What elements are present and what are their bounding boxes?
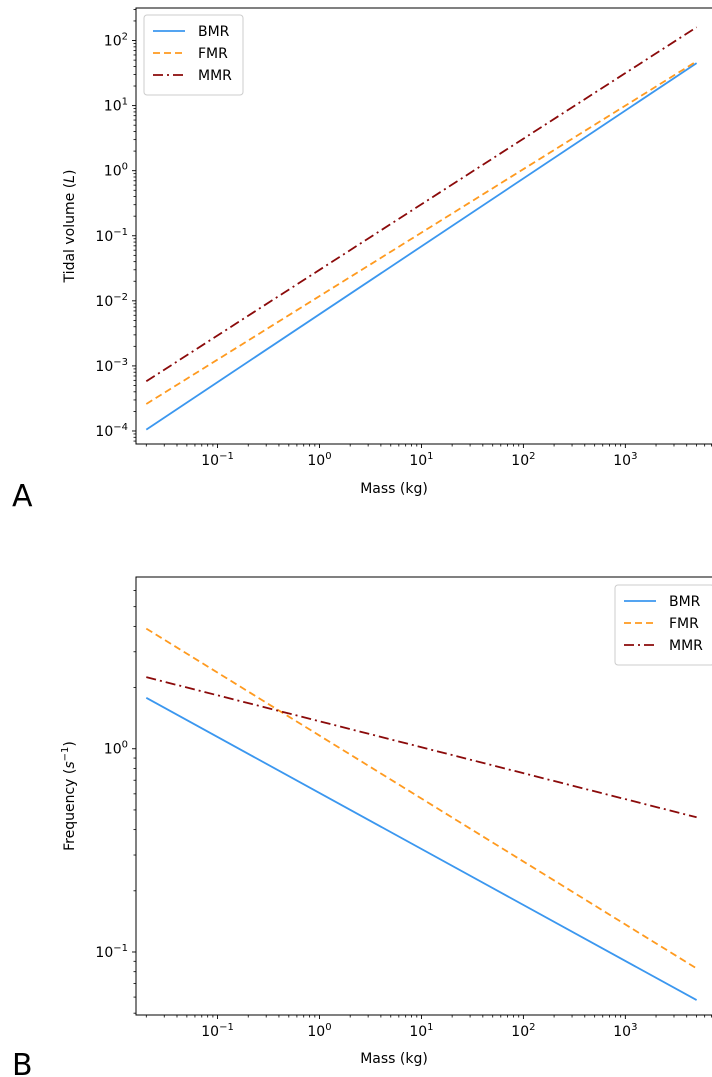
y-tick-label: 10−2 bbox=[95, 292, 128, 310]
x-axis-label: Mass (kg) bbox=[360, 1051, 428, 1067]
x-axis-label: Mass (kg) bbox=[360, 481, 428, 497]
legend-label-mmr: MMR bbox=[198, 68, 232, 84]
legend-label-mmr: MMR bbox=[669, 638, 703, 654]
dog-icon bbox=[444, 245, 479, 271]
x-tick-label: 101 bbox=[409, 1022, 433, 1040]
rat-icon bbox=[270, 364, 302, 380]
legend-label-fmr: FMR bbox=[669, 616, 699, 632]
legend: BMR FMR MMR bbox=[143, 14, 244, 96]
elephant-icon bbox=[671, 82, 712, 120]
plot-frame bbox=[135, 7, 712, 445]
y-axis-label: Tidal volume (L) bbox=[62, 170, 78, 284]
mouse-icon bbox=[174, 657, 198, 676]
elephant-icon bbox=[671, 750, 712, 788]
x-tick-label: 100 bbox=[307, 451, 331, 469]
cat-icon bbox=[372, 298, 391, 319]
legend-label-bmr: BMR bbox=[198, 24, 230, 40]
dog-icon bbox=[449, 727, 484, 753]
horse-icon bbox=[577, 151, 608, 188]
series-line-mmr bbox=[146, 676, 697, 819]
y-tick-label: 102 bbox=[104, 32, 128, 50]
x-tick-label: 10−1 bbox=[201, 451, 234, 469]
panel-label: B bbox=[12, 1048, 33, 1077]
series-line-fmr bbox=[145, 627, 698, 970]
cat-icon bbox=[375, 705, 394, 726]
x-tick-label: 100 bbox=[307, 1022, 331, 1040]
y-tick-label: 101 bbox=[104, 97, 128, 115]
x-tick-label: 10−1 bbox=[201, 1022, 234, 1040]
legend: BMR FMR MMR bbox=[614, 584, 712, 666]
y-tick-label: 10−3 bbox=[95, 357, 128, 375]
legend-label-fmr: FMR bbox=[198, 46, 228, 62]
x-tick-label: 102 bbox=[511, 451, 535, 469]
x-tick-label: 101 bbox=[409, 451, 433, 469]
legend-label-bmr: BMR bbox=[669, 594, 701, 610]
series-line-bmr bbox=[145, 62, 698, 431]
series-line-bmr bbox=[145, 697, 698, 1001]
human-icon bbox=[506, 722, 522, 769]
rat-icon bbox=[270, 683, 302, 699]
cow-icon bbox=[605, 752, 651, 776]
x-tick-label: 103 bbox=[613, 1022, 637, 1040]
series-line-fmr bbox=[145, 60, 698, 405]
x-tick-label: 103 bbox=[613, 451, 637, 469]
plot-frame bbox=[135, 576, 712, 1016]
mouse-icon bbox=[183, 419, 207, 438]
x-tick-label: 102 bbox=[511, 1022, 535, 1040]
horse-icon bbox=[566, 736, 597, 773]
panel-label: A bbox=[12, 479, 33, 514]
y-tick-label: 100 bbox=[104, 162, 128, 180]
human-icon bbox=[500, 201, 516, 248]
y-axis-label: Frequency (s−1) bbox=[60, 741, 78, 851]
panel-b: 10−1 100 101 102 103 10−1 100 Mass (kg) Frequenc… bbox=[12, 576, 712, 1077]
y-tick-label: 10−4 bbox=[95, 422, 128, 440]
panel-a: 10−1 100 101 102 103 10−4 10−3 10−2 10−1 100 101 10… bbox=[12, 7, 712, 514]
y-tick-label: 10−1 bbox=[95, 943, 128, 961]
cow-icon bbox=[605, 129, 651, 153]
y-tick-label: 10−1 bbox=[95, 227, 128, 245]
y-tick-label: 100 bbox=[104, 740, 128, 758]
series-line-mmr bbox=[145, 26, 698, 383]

********************

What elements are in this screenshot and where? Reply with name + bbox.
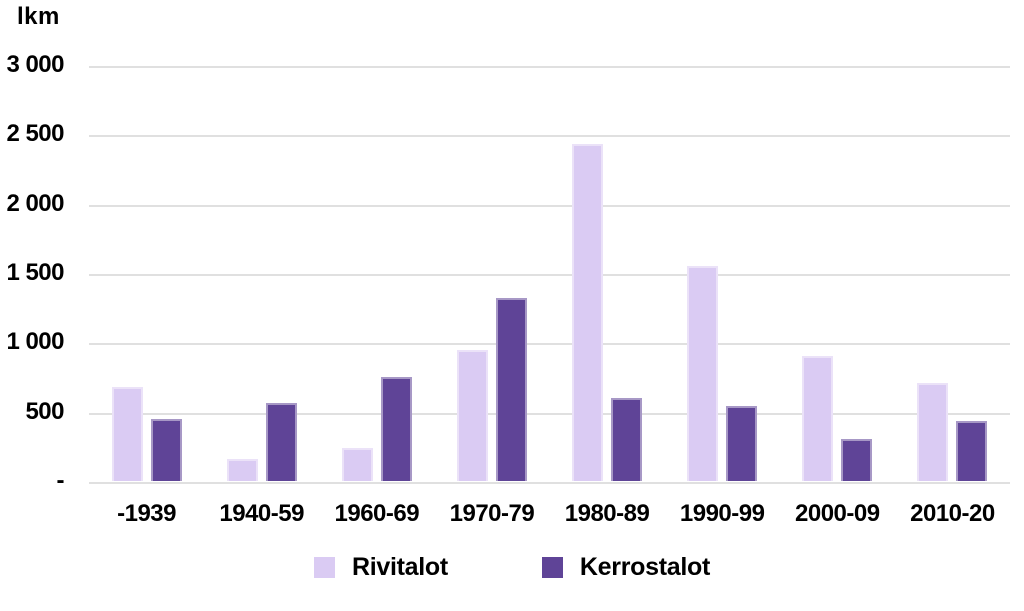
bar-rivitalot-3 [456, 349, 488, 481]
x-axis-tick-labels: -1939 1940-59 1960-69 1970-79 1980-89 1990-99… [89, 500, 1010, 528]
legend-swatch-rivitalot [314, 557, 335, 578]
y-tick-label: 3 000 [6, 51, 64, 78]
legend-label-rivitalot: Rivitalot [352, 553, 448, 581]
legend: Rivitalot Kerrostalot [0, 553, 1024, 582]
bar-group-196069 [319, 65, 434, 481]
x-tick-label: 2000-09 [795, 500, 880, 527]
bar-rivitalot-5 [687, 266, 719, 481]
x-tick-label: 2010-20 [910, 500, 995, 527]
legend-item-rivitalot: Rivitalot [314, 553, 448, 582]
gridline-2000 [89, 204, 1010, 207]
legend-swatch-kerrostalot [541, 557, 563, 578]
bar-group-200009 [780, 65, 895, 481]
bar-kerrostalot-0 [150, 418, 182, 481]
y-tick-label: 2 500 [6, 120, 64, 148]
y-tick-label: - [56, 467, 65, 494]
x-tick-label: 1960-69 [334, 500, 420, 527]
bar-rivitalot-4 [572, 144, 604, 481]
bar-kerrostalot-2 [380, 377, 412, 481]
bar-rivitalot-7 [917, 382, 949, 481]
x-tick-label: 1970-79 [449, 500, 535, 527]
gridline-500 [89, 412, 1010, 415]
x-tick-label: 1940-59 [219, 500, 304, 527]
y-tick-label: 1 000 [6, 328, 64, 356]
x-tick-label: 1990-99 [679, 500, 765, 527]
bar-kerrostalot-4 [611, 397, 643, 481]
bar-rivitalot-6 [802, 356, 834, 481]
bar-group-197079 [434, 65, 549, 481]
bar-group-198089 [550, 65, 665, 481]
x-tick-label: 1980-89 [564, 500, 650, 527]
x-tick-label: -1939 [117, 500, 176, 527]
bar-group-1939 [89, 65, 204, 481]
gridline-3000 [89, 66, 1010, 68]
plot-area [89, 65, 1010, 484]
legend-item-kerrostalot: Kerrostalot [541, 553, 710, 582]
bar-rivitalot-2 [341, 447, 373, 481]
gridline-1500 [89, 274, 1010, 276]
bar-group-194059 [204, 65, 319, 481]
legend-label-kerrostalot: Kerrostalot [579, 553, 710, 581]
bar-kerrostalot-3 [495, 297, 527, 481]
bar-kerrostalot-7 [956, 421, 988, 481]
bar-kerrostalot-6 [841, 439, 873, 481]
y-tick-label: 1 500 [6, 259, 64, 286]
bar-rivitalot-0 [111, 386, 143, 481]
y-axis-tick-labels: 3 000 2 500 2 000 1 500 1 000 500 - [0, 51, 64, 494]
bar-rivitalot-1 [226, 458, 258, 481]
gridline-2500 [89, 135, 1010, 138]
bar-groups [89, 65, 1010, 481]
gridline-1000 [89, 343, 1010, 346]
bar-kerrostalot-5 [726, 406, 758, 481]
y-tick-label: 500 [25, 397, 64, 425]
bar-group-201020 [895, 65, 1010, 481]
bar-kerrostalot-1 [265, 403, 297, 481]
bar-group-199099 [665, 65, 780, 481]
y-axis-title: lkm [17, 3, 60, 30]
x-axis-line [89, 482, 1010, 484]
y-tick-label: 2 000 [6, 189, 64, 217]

********************

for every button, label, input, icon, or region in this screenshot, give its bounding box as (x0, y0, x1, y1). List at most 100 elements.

********************

Direction: Rewrite the data starting at the line containing "What elements are in" and ending at the line containing "y-tick-label: - [56, 467, 65, 494]", replacing "x-tick-label" with "x-axis-tick" and keeping all other text unchanged. Leave out the picture lines and return only those lines.

Result:
What elements are in this screenshot and where? Reply with name + bbox.
bar-rivitalot-3 [456, 349, 488, 481]
x-axis-tick-labels: -1939 1940-59 1960-69 1970-79 1980-89 1990-99… [89, 500, 1010, 528]
legend-swatch-rivitalot [314, 557, 335, 578]
y-tick-label: 3 000 [6, 51, 64, 78]
legend-label-rivitalot: Rivitalot [352, 553, 448, 581]
legend: Rivitalot Kerrostalot [0, 553, 1024, 582]
bar-group-196069 [319, 65, 434, 481]
x-axis-tick: 2000-09 [795, 500, 880, 527]
bar-rivitalot-5 [687, 266, 719, 481]
x-axis-tick: 2010-20 [910, 500, 995, 527]
legend-item-rivitalot: Rivitalot [314, 553, 448, 582]
gridline-2000 [89, 204, 1010, 207]
legend-swatch-kerrostalot [541, 557, 563, 578]
bar-group-200009 [780, 65, 895, 481]
bar-kerrostalot-0 [150, 418, 182, 481]
y-tick-label: 2 500 [6, 120, 64, 148]
y-tick-label: - [56, 467, 65, 494]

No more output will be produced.